* What to work on: An exact reproduction of the records is required, with all images left out.

* Provided material:
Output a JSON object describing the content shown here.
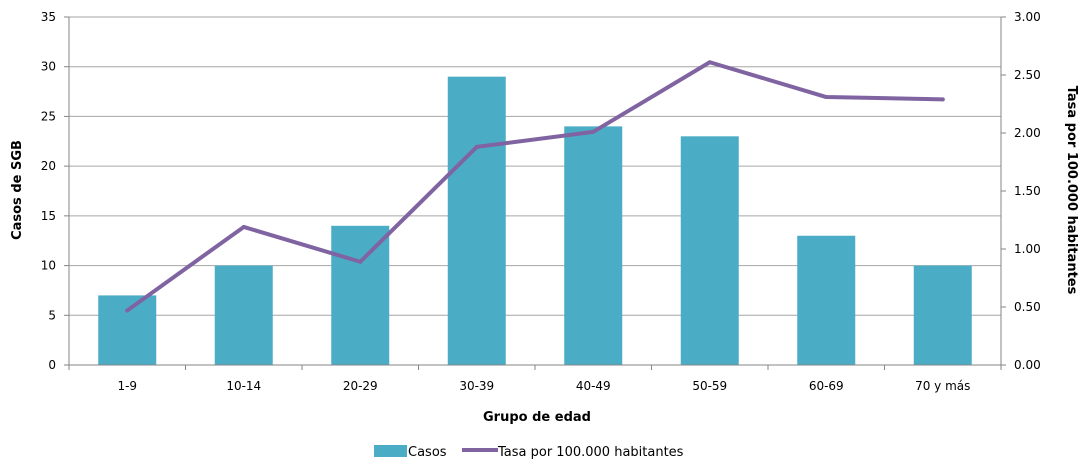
{
  "chart_data": {
    "type": "bar",
    "categories": [
      "1-9",
      "10-14",
      "20-29",
      "30-39",
      "40-49",
      "50-59",
      "60-69",
      "70 y más"
    ],
    "series": [
      {
        "name": "Casos",
        "type": "bar",
        "axis": "left",
        "color": "#4bacc6",
        "values": [
          7,
          10,
          14,
          29,
          24,
          23,
          13,
          10
        ]
      },
      {
        "name": "Tasa por 100.000 habitantes",
        "type": "line",
        "axis": "right",
        "color": "#8064a2",
        "values": [
          0.47,
          1.19,
          0.89,
          1.88,
          2.01,
          2.61,
          2.31,
          2.29
        ]
      }
    ],
    "xlabel": "Grupo de edad",
    "ylabel": "Casos de SGB",
    "y2label": "Tasa por 100.000 habitantes",
    "ylim": [
      0,
      35
    ],
    "yticks": [
      "0",
      "5",
      "10",
      "15",
      "20",
      "25",
      "30",
      "35"
    ],
    "y2lim": [
      0,
      3
    ],
    "y2ticks": [
      "0.00",
      "0.50",
      "1.00",
      "1.50",
      "2.00",
      "2.50",
      "3.00"
    ],
    "grid": true,
    "legend": "bottom"
  }
}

* Result for this exercise:
Output a JSON object describing the content shown here.
{
  "chart_data": {
    "type": "bar",
    "categories": [
      "1-9",
      "10-14",
      "20-29",
      "30-39",
      "40-49",
      "50-59",
      "60-69",
      "70 y más"
    ],
    "series": [
      {
        "name": "Casos",
        "type": "bar",
        "axis": "left",
        "color": "#4bacc6",
        "values": [
          7,
          10,
          14,
          29,
          24,
          23,
          13,
          10
        ]
      },
      {
        "name": "Tasa por 100.000 habitantes",
        "type": "line",
        "axis": "right",
        "color": "#8064a2",
        "values": [
          0.47,
          1.19,
          0.89,
          1.88,
          2.01,
          2.61,
          2.31,
          2.29
        ]
      }
    ],
    "xlabel": "Grupo de edad",
    "ylabel": "Casos de SGB",
    "y2label": "Tasa por 100.000 habitantes",
    "ylim": [
      0,
      35
    ],
    "yticks": [
      "0",
      "5",
      "10",
      "15",
      "20",
      "25",
      "30",
      "35"
    ],
    "y2lim": [
      0,
      3
    ],
    "y2ticks": [
      "0.00",
      "0.50",
      "1.00",
      "1.50",
      "2.00",
      "2.50",
      "3.00"
    ],
    "grid": true,
    "legend": "bottom"
  }
}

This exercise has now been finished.